### Material supplied
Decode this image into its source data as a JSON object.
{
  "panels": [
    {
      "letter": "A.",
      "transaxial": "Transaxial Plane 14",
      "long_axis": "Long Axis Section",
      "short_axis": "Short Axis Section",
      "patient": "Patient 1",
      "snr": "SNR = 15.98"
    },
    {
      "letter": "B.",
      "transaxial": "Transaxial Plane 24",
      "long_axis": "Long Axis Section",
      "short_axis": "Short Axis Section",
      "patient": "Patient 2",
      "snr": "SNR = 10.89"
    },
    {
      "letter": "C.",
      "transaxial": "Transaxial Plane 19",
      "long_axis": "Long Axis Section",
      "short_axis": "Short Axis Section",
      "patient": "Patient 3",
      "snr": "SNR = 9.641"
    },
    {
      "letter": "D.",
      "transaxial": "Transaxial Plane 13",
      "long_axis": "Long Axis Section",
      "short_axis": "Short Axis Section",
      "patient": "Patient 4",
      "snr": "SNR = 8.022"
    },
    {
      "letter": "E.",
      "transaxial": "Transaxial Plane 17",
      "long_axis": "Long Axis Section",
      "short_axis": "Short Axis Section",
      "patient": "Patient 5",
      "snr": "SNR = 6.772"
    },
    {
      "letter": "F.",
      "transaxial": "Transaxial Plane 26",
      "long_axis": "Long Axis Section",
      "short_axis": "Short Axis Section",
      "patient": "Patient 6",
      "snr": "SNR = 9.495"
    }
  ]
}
---
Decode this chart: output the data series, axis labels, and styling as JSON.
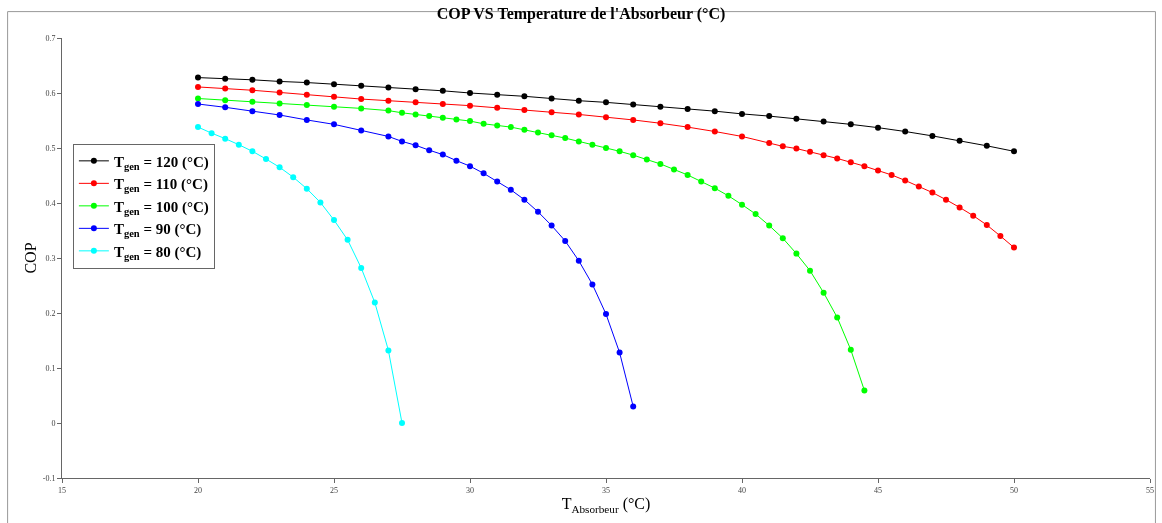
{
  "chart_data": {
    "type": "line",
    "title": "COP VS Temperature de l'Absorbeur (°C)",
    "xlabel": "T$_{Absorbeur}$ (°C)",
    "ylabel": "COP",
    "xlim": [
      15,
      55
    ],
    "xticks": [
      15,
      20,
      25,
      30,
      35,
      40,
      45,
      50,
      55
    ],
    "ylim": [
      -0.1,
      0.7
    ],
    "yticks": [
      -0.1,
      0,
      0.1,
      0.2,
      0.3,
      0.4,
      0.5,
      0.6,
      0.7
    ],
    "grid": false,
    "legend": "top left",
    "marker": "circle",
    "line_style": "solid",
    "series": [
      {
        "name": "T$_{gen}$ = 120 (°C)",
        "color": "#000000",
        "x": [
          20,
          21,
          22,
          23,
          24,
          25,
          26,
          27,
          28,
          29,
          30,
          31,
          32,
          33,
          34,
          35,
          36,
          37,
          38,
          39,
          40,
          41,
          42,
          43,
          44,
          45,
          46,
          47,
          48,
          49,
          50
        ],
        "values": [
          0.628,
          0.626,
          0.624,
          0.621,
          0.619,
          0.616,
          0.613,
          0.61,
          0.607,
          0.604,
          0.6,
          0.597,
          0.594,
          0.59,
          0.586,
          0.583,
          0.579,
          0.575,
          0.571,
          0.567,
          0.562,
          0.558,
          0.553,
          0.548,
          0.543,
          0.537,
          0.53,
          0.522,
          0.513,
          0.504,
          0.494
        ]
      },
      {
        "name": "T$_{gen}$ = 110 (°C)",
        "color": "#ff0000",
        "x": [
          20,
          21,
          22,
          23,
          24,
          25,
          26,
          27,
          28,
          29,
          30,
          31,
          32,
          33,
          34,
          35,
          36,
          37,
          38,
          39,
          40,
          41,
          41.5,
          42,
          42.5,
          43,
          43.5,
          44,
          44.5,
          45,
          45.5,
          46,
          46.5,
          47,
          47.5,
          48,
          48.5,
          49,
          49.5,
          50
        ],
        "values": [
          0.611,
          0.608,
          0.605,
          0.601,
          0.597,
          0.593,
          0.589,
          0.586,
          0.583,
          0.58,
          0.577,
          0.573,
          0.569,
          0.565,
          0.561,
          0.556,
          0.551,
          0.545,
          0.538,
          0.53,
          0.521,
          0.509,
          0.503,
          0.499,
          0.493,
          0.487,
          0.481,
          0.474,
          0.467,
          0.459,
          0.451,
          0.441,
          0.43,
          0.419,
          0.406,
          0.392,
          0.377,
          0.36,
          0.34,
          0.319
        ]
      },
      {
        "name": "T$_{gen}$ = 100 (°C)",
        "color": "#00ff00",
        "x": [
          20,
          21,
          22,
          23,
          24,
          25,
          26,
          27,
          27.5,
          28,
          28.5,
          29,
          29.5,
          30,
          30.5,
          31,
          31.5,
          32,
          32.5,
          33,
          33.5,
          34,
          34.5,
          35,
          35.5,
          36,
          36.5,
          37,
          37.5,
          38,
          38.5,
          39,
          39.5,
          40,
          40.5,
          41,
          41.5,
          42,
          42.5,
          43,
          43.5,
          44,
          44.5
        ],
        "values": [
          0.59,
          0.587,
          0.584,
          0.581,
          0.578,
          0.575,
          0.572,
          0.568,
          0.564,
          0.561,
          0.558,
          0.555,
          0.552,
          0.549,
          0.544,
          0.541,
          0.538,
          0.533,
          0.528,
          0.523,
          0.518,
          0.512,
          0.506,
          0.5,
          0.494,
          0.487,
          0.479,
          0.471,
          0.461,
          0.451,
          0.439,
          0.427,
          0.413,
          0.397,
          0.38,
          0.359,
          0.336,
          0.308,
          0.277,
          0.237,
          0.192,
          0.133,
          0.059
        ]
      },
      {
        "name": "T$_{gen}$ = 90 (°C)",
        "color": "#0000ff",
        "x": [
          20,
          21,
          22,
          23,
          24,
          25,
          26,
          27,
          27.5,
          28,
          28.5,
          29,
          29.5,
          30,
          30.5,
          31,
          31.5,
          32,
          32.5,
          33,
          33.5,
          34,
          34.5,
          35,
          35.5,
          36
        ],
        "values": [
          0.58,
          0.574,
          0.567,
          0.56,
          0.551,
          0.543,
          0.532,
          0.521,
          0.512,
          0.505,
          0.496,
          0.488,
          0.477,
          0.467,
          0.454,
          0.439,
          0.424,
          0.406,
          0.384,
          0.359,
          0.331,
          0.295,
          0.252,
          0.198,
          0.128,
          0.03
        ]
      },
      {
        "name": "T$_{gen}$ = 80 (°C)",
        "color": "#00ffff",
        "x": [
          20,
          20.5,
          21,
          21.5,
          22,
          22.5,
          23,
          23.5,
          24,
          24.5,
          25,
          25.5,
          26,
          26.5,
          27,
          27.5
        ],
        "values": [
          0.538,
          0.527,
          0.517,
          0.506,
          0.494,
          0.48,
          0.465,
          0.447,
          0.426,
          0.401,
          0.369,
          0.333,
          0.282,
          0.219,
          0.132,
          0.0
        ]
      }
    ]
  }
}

### Written problem
Identify each line in the records above that contains the word "Plane", and copy it out in full.

### Exercise solution
      "transaxial": "Transaxial Plane 14",
      "transaxial": "Transaxial Plane 24",
      "transaxial": "Transaxial Plane 19",
      "transaxial": "Transaxial Plane 13",
      "transaxial": "Transaxial Plane 17",
      "transaxial": "Transaxial Plane 26",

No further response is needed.